-- WHAT IS ASKED --
Leaving out every picture, quote the data below exactly as it appears.

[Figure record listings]
========

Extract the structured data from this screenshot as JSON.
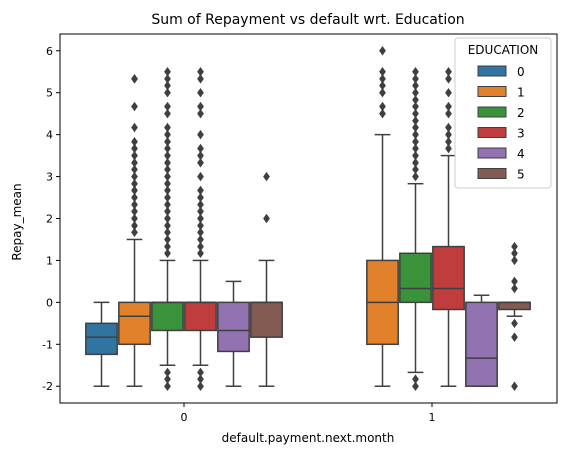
{
  "chart_data": {
    "type": "box",
    "title": "Sum of Repayment vs default wrt. Education",
    "xlabel": "default.payment.next.month",
    "ylabel": "Repay_mean",
    "categories": [
      "0",
      "1"
    ],
    "ylim": [
      -2.4,
      6.4
    ],
    "yticks": [
      "-2",
      "-1",
      "0",
      "1",
      "2",
      "3",
      "4",
      "5",
      "6"
    ],
    "grid": false,
    "legend": {
      "title": "EDUCATION",
      "placement": "top-right"
    },
    "series": [
      {
        "name": "0",
        "color": "#3274a1",
        "boxes": [
          {
            "q1": -1.24,
            "median": -0.83,
            "q3": -0.5,
            "whisker_low": -2.0,
            "whisker_high": 0.0,
            "outliers": []
          },
          null
        ]
      },
      {
        "name": "1",
        "color": "#e1812c",
        "boxes": [
          {
            "q1": -1.0,
            "median": -0.33,
            "q3": 0.0,
            "whisker_low": -2.0,
            "whisker_high": 1.5,
            "outliers": [
              1.67,
              1.83,
              2.0,
              2.17,
              2.33,
              2.5,
              2.67,
              2.83,
              3.0,
              3.17,
              3.33,
              3.5,
              3.67,
              3.83,
              4.17,
              4.67,
              5.33,
              5.33
            ]
          },
          {
            "q1": -1.0,
            "median": 0.0,
            "q3": 1.0,
            "whisker_low": -2.0,
            "whisker_high": 4.0,
            "outliers": [
              4.5,
              4.67,
              5.0,
              5.17,
              5.33,
              5.5,
              6.0
            ]
          }
        ]
      },
      {
        "name": "2",
        "color": "#3a923a",
        "boxes": [
          {
            "q1": -0.67,
            "median": 0.0,
            "q3": 0.0,
            "whisker_low": -1.5,
            "whisker_high": 1.0,
            "outliers": [
              -2.0,
              -1.83,
              -1.67,
              1.17,
              1.33,
              1.5,
              1.67,
              1.83,
              2.0,
              2.17,
              2.33,
              2.5,
              2.67,
              2.83,
              3.0,
              3.17,
              3.33,
              3.5,
              3.67,
              3.83,
              4.0,
              4.17,
              4.5,
              4.67,
              5.0,
              5.17,
              5.33,
              5.5
            ]
          },
          {
            "q1": 0.0,
            "median": 0.33,
            "q3": 1.17,
            "whisker_low": -1.67,
            "whisker_high": 2.83,
            "outliers": [
              -2.0,
              -1.83,
              3.0,
              3.17,
              3.33,
              3.5,
              3.67,
              3.83,
              4.0,
              4.17,
              4.33,
              4.5,
              4.67,
              4.83,
              5.0,
              5.17,
              5.33,
              5.5
            ]
          }
        ]
      },
      {
        "name": "3",
        "color": "#c03d3e",
        "boxes": [
          {
            "q1": -0.67,
            "median": 0.0,
            "q3": 0.0,
            "whisker_low": -1.5,
            "whisker_high": 1.0,
            "outliers": [
              -2.0,
              -1.83,
              -1.67,
              1.17,
              1.33,
              1.5,
              1.67,
              1.83,
              2.0,
              2.17,
              2.33,
              2.5,
              2.67,
              3.0,
              3.33,
              3.5,
              3.67,
              4.0,
              4.5,
              4.67,
              5.0,
              5.33,
              5.5
            ]
          },
          {
            "q1": -0.17,
            "median": 0.33,
            "q3": 1.33,
            "whisker_low": -2.0,
            "whisker_high": 3.5,
            "outliers": [
              3.67,
              3.83,
              4.0,
              4.17,
              4.5,
              4.67,
              5.0,
              5.33,
              5.5
            ]
          }
        ]
      },
      {
        "name": "4",
        "color": "#9372b2",
        "boxes": [
          {
            "q1": -1.17,
            "median": -0.67,
            "q3": 0.0,
            "whisker_low": -2.0,
            "whisker_high": 0.5,
            "outliers": []
          },
          {
            "q1": -2.0,
            "median": -1.33,
            "q3": 0.0,
            "whisker_low": -2.0,
            "whisker_high": 0.17,
            "outliers": []
          }
        ]
      },
      {
        "name": "5",
        "color": "#845b53",
        "boxes": [
          {
            "q1": -0.83,
            "median": 0.0,
            "q3": 0.0,
            "whisker_low": -2.0,
            "whisker_high": 1.0,
            "outliers": [
              2.0,
              3.0
            ]
          },
          {
            "q1": -0.17,
            "median": 0.0,
            "q3": 0.0,
            "whisker_low": -0.33,
            "whisker_high": 0.0,
            "outliers": [
              -2.0,
              -0.83,
              -0.5,
              0.33,
              0.5,
              1.0,
              1.17,
              1.33
            ]
          }
        ]
      }
    ]
  }
}
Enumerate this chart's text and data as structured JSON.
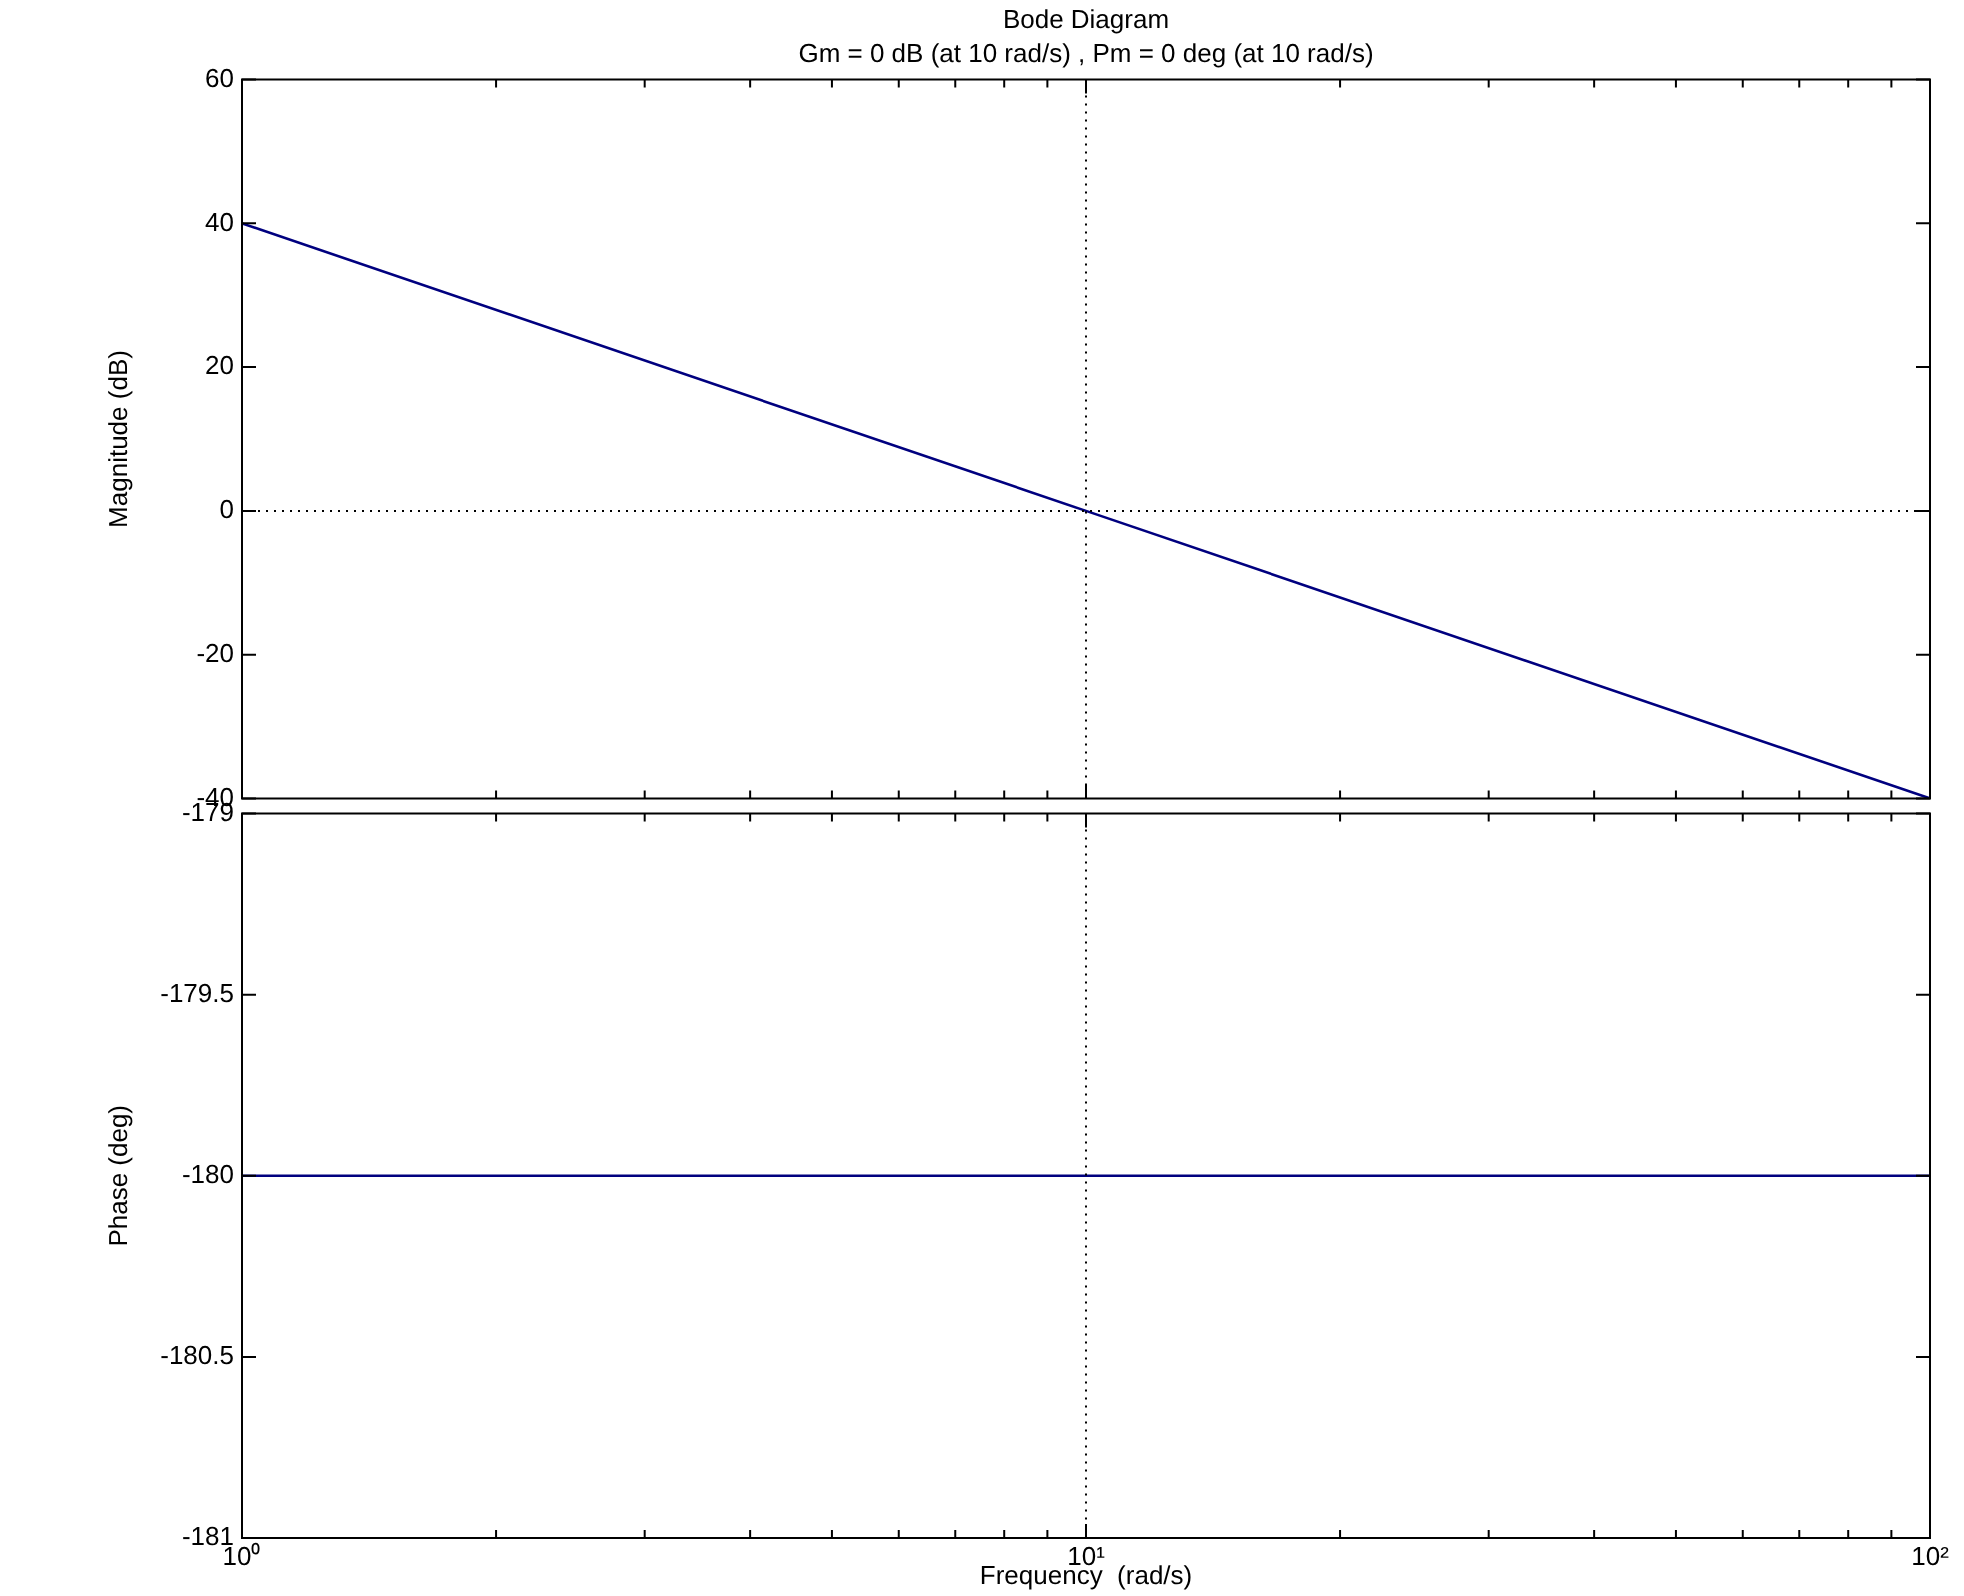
{
  "chart_data": [
    {
      "type": "line",
      "title": "Bode Diagram",
      "subtitle": "Gm = 0 dB (at 10 rad/s) ,  Pm = 0 deg (at 10 rad/s)",
      "ylabel": "Magnitude (dB)",
      "log": "x",
      "x": [
        1,
        10,
        100
      ],
      "series": [
        {
          "color": "#00007f",
          "values": [
            40,
            0,
            -40
          ]
        }
      ],
      "xlim": [
        1,
        100
      ],
      "ylim": [
        -40,
        60
      ],
      "xticks": [
        {
          "value": 1,
          "label": null
        },
        {
          "value": 2,
          "label": null
        },
        {
          "value": 3,
          "label": null
        },
        {
          "value": 4,
          "label": null
        },
        {
          "value": 5,
          "label": null
        },
        {
          "value": 6,
          "label": null
        },
        {
          "value": 7,
          "label": null
        },
        {
          "value": 8,
          "label": null
        },
        {
          "value": 9,
          "label": null
        },
        {
          "value": 10,
          "label": null
        },
        {
          "value": 20,
          "label": null
        },
        {
          "value": 30,
          "label": null
        },
        {
          "value": 40,
          "label": null
        },
        {
          "value": 50,
          "label": null
        },
        {
          "value": 60,
          "label": null
        },
        {
          "value": 70,
          "label": null
        },
        {
          "value": 80,
          "label": null
        },
        {
          "value": 90,
          "label": null
        },
        {
          "value": 100,
          "label": null
        }
      ],
      "yticks": [
        -40,
        -20,
        0,
        20,
        40,
        60
      ],
      "ref_lines": [
        {
          "axis": "y",
          "value": 0,
          "line_style": "dotted"
        },
        {
          "axis": "x",
          "value": 10,
          "line_style": "dotted"
        }
      ],
      "tick_labels": "y"
    },
    {
      "type": "line",
      "ylabel": "Phase (deg)",
      "xlabel": "Frequency  (rad/s)",
      "log": "x",
      "x": [
        1,
        10,
        100
      ],
      "series": [
        {
          "color": "#00007f",
          "values": [
            -180,
            -180,
            -180
          ]
        }
      ],
      "xlim": [
        1,
        100
      ],
      "ylim": [
        -181,
        -179
      ],
      "xticks": [
        {
          "value": 1,
          "label": "10⁰"
        },
        {
          "value": 2,
          "label": null
        },
        {
          "value": 3,
          "label": null
        },
        {
          "value": 4,
          "label": null
        },
        {
          "value": 5,
          "label": null
        },
        {
          "value": 6,
          "label": null
        },
        {
          "value": 7,
          "label": null
        },
        {
          "value": 8,
          "label": null
        },
        {
          "value": 9,
          "label": null
        },
        {
          "value": 10,
          "label": "10¹"
        },
        {
          "value": 20,
          "label": null
        },
        {
          "value": 30,
          "label": null
        },
        {
          "value": 40,
          "label": null
        },
        {
          "value": 50,
          "label": null
        },
        {
          "value": 60,
          "label": null
        },
        {
          "value": 70,
          "label": null
        },
        {
          "value": 80,
          "label": null
        },
        {
          "value": 90,
          "label": null
        },
        {
          "value": 100,
          "label": "10²"
        }
      ],
      "yticks": [
        -181,
        -180.5,
        -180,
        -179.5,
        -179
      ],
      "ref_lines": [
        {
          "axis": "x",
          "value": 10,
          "line_style": "dotted"
        }
      ]
    }
  ]
}
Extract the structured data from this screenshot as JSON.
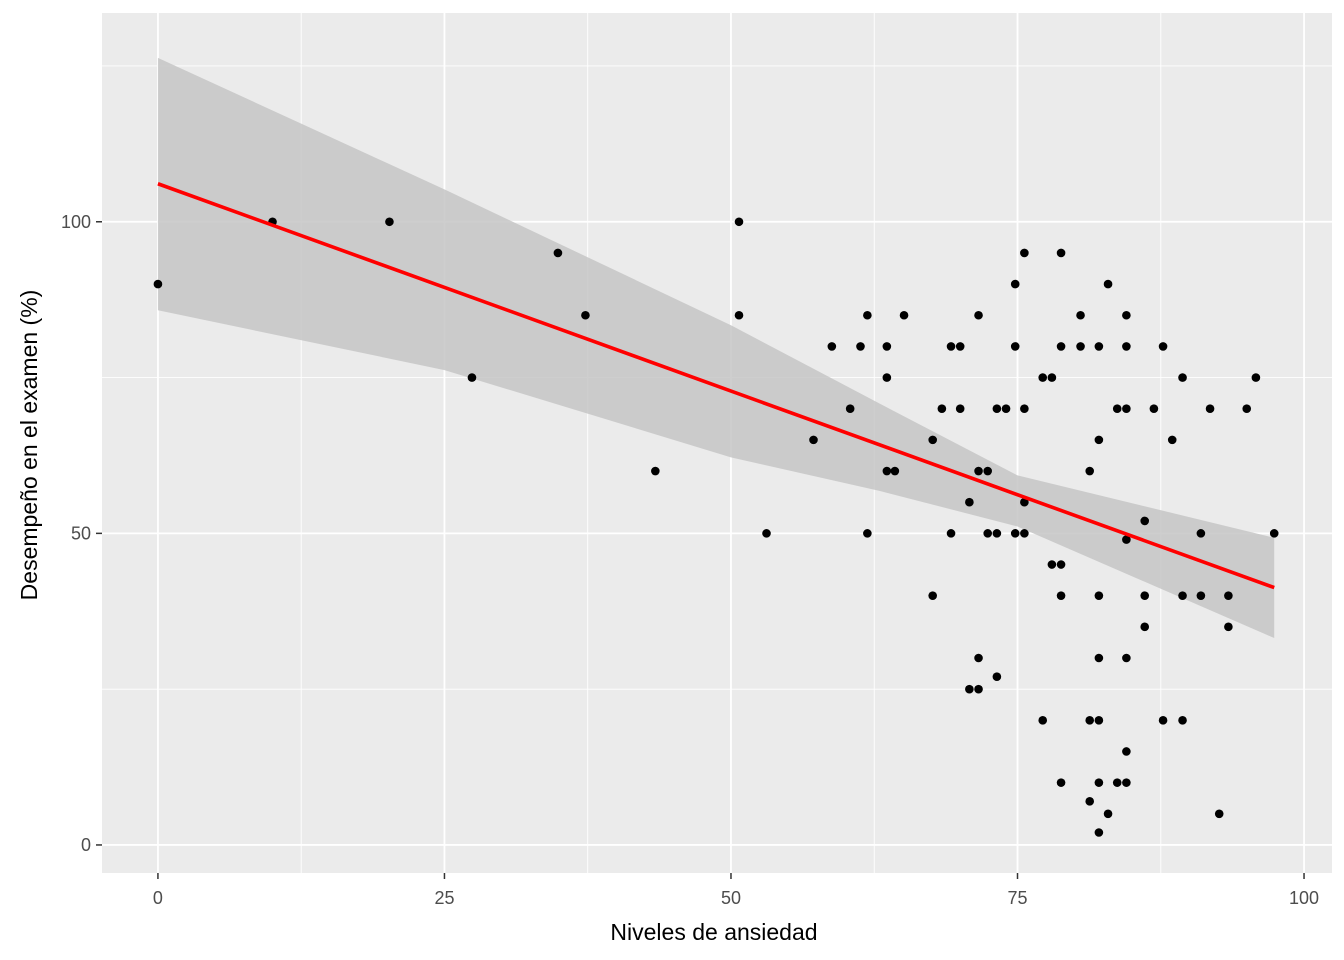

========

-- ANSWER TO THE TASK --
Extract the structured data from this screenshot as JSON.
{
  "chart_data": {
    "type": "box",
    "title": "Sum of Repayment vs default wrt. Education",
    "xlabel": "default.payment.next.month",
    "ylabel": "Repay_mean",
    "categories": [
      "0",
      "1"
    ],
    "ylim": [
      -2.4,
      6.4
    ],
    "yticks": [
      "-2",
      "-1",
      "0",
      "1",
      "2",
      "3",
      "4",
      "5",
      "6"
    ],
    "grid": false,
    "legend": {
      "title": "EDUCATION",
      "placement": "top-right"
    },
    "series": [
      {
        "name": "0",
        "color": "#3274a1",
        "boxes": [
          {
            "q1": -1.24,
            "median": -0.83,
            "q3": -0.5,
            "whisker_low": -2.0,
            "whisker_high": 0.0,
            "outliers": []
          },
          null
        ]
      },
      {
        "name": "1",
        "color": "#e1812c",
        "boxes": [
          {
            "q1": -1.0,
            "median": -0.33,
            "q3": 0.0,
            "whisker_low": -2.0,
            "whisker_high": 1.5,
            "outliers": [
              1.67,
              1.83,
              2.0,
              2.17,
              2.33,
              2.5,
              2.67,
              2.83,
              3.0,
              3.17,
              3.33,
              3.5,
              3.67,
              3.83,
              4.17,
              4.67,
              5.33,
              5.33
            ]
          },
          {
            "q1": -1.0,
            "median": 0.0,
            "q3": 1.0,
            "whisker_low": -2.0,
            "whisker_high": 4.0,
            "outliers": [
              4.5,
              4.67,
              5.0,
              5.17,
              5.33,
              5.5,
              6.0
            ]
          }
        ]
      },
      {
        "name": "2",
        "color": "#3a923a",
        "boxes": [
          {
            "q1": -0.67,
            "median": 0.0,
            "q3": 0.0,
            "whisker_low": -1.5,
            "whisker_high": 1.0,
            "outliers": [
              -2.0,
              -1.83,
              -1.67,
              1.17,
              1.33,
              1.5,
              1.67,
              1.83,
              2.0,
              2.17,
              2.33,
              2.5,
              2.67,
              2.83,
              3.0,
              3.17,
              3.33,
              3.5,
              3.67,
              3.83,
              4.0,
              4.17,
              4.5,
              4.67,
              5.0,
              5.17,
              5.33,
              5.5
            ]
          },
          {
            "q1": 0.0,
            "median": 0.33,
            "q3": 1.17,
            "whisker_low": -1.67,
            "whisker_high": 2.83,
            "outliers": [
              -2.0,
              -1.83,
              3.0,
              3.17,
              3.33,
              3.5,
              3.67,
              3.83,
              4.0,
              4.17,
              4.33,
              4.5,
              4.67,
              4.83,
              5.0,
              5.17,
              5.33,
              5.5
            ]
          }
        ]
      },
      {
        "name": "3",
        "color": "#c03d3e",
        "boxes": [
          {
            "q1": -0.67,
            "median": 0.0,
            "q3": 0.0,
            "whisker_low": -1.5,
            "whisker_high": 1.0,
            "outliers": [
              -2.0,
              -1.83,
              -1.67,
              1.17,
              1.33,
              1.5,
              1.67,
              1.83,
              2.0,
              2.17,
              2.33,
              2.5,
              2.67,
              3.0,
              3.33,
              3.5,
              3.67,
              4.0,
              4.5,
              4.67,
              5.0,
              5.33,
              5.5
            ]
          },
          {
            "q1": -0.17,
            "median": 0.33,
            "q3": 1.33,
            "whisker_low": -2.0,
            "whisker_high": 3.5,
            "outliers": [
              3.67,
              3.83,
              4.0,
              4.17,
              4.5,
              4.67,
              5.0,
              5.33,
              5.5
            ]
          }
        ]
      },
      {
        "name": "4",
        "color": "#9372b2",
        "boxes": [
          {
            "q1": -1.17,
            "median": -0.67,
            "q3": 0.0,
            "whisker_low": -2.0,
            "whisker_high": 0.5,
            "outliers": []
          },
          {
            "q1": -2.0,
            "median": -1.33,
            "q3": 0.0,
            "whisker_low": -2.0,
            "whisker_high": 0.17,
            "outliers": []
          }
        ]
      },
      {
        "name": "5",
        "color": "#845b53",
        "boxes": [
          {
            "q1": -0.83,
            "median": 0.0,
            "q3": 0.0,
            "whisker_low": -2.0,
            "whisker_high": 1.0,
            "outliers": [
              2.0,
              3.0
            ]
          },
          {
            "q1": -0.17,
            "median": 0.0,
            "q3": 0.0,
            "whisker_low": -0.33,
            "whisker_high": 0.0,
            "outliers": [
              -2.0,
              -0.83,
              -0.5,
              0.33,
              0.5,
              1.0,
              1.17,
              1.33
            ]
          }
        ]
      }
    ]
  }
}
Enumerate this chart's text and data as structured JSON.
{
  "chart_data": [
    {
      "type": "line",
      "title": "Bode Diagram",
      "subtitle": "Gm = 0 dB (at 10 rad/s) ,  Pm = 0 deg (at 10 rad/s)",
      "ylabel": "Magnitude (dB)",
      "log": "x",
      "x": [
        1,
        10,
        100
      ],
      "series": [
        {
          "color": "#00007f",
          "values": [
            40,
            0,
            -40
          ]
        }
      ],
      "xlim": [
        1,
        100
      ],
      "ylim": [
        -40,
        60
      ],
      "xticks": [
        {
          "value": 1,
          "label": null
        },
        {
          "value": 2,
          "label": null
        },
        {
          "value": 3,
          "label": null
        },
        {
          "value": 4,
          "label": null
        },
        {
          "value": 5,
          "label": null
        },
        {
          "value": 6,
          "label": null
        },
        {
          "value": 7,
          "label": null
        },
        {
          "value": 8,
          "label": null
        },
        {
          "value": 9,
          "label": null
        },
        {
          "value": 10,
          "label": null
        },
        {
          "value": 20,
          "label": null
        },
        {
          "value": 30,
          "label": null
        },
        {
          "value": 40,
          "label": null
        },
        {
          "value": 50,
          "label": null
        },
        {
          "value": 60,
          "label": null
        },
        {
          "value": 70,
          "label": null
        },
        {
          "value": 80,
          "label": null
        },
        {
          "value": 90,
          "label": null
        },
        {
          "value": 100,
          "label": null
        }
      ],
      "yticks": [
        -40,
        -20,
        0,
        20,
        40,
        60
      ],
      "ref_lines": [
        {
          "axis": "y",
          "value": 0,
          "line_style": "dotted"
        },
        {
          "axis": "x",
          "value": 10,
          "line_style": "dotted"
        }
      ],
      "tick_labels": "y"
    },
    {
      "type": "line",
      "ylabel": "Phase (deg)",
      "xlabel": "Frequency  (rad/s)",
      "log": "x",
      "x": [
        1,
        10,
        100
      ],
      "series": [
        {
          "color": "#00007f",
          "values": [
            -180,
            -180,
            -180
          ]
        }
      ],
      "xlim": [
        1,
        100
      ],
      "ylim": [
        -181,
        -179
      ],
      "xticks": [
        {
          "value": 1,
          "label": "10⁰"
        },
        {
          "value": 2,
          "label": null
        },
        {
          "value": 3,
          "label": null
        },
        {
          "value": 4,
          "label": null
        },
        {
          "value": 5,
          "label": null
        },
        {
          "value": 6,
          "label": null
        },
        {
          "value": 7,
          "label": null
        },
        {
          "value": 8,
          "label": null
        },
        {
          "value": 9,
          "label": null
        },
        {
          "value": 10,
          "label": "10¹"
        },
        {
          "value": 20,
          "label": null
        },
        {
          "value": 30,
          "label": null
        },
        {
          "value": 40,
          "label": null
        },
        {
          "value": 50,
          "label": null
        },
        {
          "value": 60,
          "label": null
        },
        {
          "value": 70,
          "label": null
        },
        {
          "value": 80,
          "label": null
        },
        {
          "value": 90,
          "label": null
        },
        {
          "value": 100,
          "label": "10²"
        }
      ],
      "yticks": [
        -181,
        -180.5,
        -180,
        -179.5,
        -179
      ],
      "ref_lines": [
        {
          "axis": "x",
          "value": 10,
          "line_style": "dotted"
        }
      ]
    }
  ]
}
Extract the structured data from this screenshot as JSON.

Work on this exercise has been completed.